§ The problem
Each entry below must be repeated word for word.

§ Supplied data
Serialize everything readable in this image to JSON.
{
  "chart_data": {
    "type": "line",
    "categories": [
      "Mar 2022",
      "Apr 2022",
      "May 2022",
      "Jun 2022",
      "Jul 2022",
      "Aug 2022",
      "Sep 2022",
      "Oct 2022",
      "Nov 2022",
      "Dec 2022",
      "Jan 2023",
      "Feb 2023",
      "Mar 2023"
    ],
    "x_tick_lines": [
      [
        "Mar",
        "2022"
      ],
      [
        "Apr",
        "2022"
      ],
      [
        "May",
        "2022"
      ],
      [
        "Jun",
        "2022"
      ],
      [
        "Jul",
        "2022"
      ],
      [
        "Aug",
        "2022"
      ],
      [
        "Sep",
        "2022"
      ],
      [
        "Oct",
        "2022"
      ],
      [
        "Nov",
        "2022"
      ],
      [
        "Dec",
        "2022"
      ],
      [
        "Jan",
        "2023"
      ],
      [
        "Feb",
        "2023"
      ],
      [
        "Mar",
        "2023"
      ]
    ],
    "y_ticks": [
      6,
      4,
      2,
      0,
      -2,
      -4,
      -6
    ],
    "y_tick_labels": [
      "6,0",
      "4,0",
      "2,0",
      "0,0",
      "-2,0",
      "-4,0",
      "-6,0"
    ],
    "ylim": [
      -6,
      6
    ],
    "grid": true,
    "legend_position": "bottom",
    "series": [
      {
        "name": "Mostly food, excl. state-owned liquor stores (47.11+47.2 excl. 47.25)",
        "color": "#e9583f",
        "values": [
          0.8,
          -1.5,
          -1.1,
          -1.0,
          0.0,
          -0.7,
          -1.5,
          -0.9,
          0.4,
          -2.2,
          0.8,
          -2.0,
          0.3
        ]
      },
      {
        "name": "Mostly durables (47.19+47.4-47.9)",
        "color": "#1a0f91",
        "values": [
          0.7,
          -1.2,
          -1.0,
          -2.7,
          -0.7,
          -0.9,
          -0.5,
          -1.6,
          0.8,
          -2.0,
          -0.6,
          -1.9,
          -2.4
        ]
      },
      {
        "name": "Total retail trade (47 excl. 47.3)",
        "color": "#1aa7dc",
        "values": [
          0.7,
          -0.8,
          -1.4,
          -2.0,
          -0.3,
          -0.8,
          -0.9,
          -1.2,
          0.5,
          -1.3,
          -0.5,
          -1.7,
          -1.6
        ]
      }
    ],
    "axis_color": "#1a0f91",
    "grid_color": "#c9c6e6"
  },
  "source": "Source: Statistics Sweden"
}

§ Complete answer
Serialize everything readable in this image to JSON.
{
  "chart_data": {
    "type": "line",
    "categories": [
      "Mar 2022",
      "Apr 2022",
      "May 2022",
      "Jun 2022",
      "Jul 2022",
      "Aug 2022",
      "Sep 2022",
      "Oct 2022",
      "Nov 2022",
      "Dec 2022",
      "Jan 2023",
      "Feb 2023",
      "Mar 2023"
    ],
    "x_tick_lines": [
      [
        "Mar",
        "2022"
      ],
      [
        "Apr",
        "2022"
      ],
      [
        "May",
        "2022"
      ],
      [
        "Jun",
        "2022"
      ],
      [
        "Jul",
        "2022"
      ],
      [
        "Aug",
        "2022"
      ],
      [
        "Sep",
        "2022"
      ],
      [
        "Oct",
        "2022"
      ],
      [
        "Nov",
        "2022"
      ],
      [
        "Dec",
        "2022"
      ],
      [
        "Jan",
        "2023"
      ],
      [
        "Feb",
        "2023"
      ],
      [
        "Mar",
        "2023"
      ]
    ],
    "y_ticks": [
      6,
      4,
      2,
      0,
      -2,
      -4,
      -6
    ],
    "y_tick_labels": [
      "6,0",
      "4,0",
      "2,0",
      "0,0",
      "-2,0",
      "-4,0",
      "-6,0"
    ],
    "ylim": [
      -6,
      6
    ],
    "grid": true,
    "legend_position": "bottom",
    "series": [
      {
        "name": "Mostly food, excl. state-owned liquor stores (47.11+47.2 excl. 47.25)",
        "color": "#e9583f",
        "values": [
          0.8,
          -1.5,
          -1.1,
          -1.0,
          0.0,
          -0.7,
          -1.5,
          -0.9,
          0.4,
          -2.2,
          0.8,
          -2.0,
          0.3
        ]
      },
      {
        "name": "Mostly durables (47.19+47.4-47.9)",
        "color": "#1a0f91",
        "values": [
          0.7,
          -1.2,
          -1.0,
          -2.7,
          -0.7,
          -0.9,
          -0.5,
          -1.6,
          0.8,
          -2.0,
          -0.6,
          -1.9,
          -2.4
        ]
      },
      {
        "name": "Total retail trade (47 excl. 47.3)",
        "color": "#1aa7dc",
        "values": [
          0.7,
          -0.8,
          -1.4,
          -2.0,
          -0.3,
          -0.8,
          -0.9,
          -1.2,
          0.5,
          -1.3,
          -0.5,
          -1.7,
          -1.6
        ]
      }
    ],
    "axis_color": "#1a0f91",
    "grid_color": "#c9c6e6"
  },
  "source": "Source: Statistics Sweden"
}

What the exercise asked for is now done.